> TASK STATEMENT
Copy each line below exactly and leave the pictures out.

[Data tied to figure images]
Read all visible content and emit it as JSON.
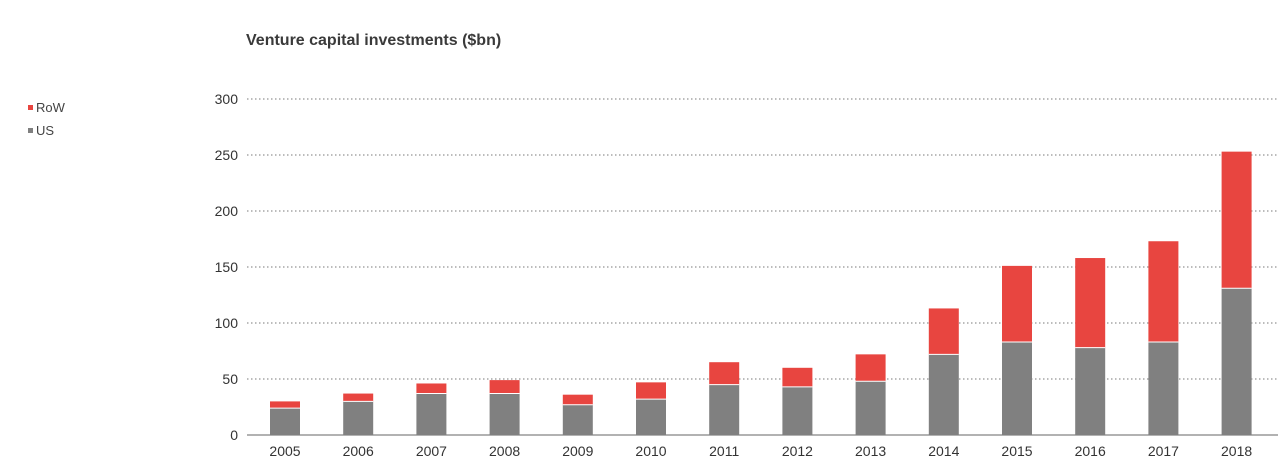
{
  "chart_data": {
    "type": "bar",
    "stacked": true,
    "title": "Venture capital investments ($bn)",
    "xlabel": "",
    "ylabel": "",
    "categories": [
      "2005",
      "2006",
      "2007",
      "2008",
      "2009",
      "2010",
      "2011",
      "2012",
      "2013",
      "2014",
      "2015",
      "2016",
      "2017",
      "2018"
    ],
    "series": [
      {
        "name": "US",
        "color": "#808080",
        "values": [
          24,
          30,
          37,
          37,
          27,
          32,
          45,
          43,
          48,
          72,
          83,
          78,
          83,
          131
        ]
      },
      {
        "name": "RoW",
        "color": "#e84540",
        "values": [
          6,
          7,
          9,
          12,
          9,
          15,
          20,
          17,
          24,
          41,
          68,
          80,
          90,
          122
        ]
      }
    ],
    "ylim": [
      0,
      300
    ],
    "yticks": [
      "0",
      "50",
      "100",
      "150",
      "200",
      "250",
      "300"
    ],
    "grid": true,
    "legend_position": "top-left"
  },
  "legend": {
    "items": [
      {
        "label": "RoW",
        "color": "#e84540"
      },
      {
        "label": "US",
        "color": "#808080"
      }
    ]
  }
}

> SOLUTION
Read all visible content and emit it as JSON.
{
  "chart_data": {
    "type": "bar",
    "stacked": true,
    "title": "Venture capital investments ($bn)",
    "xlabel": "",
    "ylabel": "",
    "categories": [
      "2005",
      "2006",
      "2007",
      "2008",
      "2009",
      "2010",
      "2011",
      "2012",
      "2013",
      "2014",
      "2015",
      "2016",
      "2017",
      "2018"
    ],
    "series": [
      {
        "name": "US",
        "color": "#808080",
        "values": [
          24,
          30,
          37,
          37,
          27,
          32,
          45,
          43,
          48,
          72,
          83,
          78,
          83,
          131
        ]
      },
      {
        "name": "RoW",
        "color": "#e84540",
        "values": [
          6,
          7,
          9,
          12,
          9,
          15,
          20,
          17,
          24,
          41,
          68,
          80,
          90,
          122
        ]
      }
    ],
    "ylim": [
      0,
      300
    ],
    "yticks": [
      "0",
      "50",
      "100",
      "150",
      "200",
      "250",
      "300"
    ],
    "grid": true,
    "legend_position": "top-left"
  },
  "legend": {
    "items": [
      {
        "label": "RoW",
        "color": "#e84540"
      },
      {
        "label": "US",
        "color": "#808080"
      }
    ]
  }
}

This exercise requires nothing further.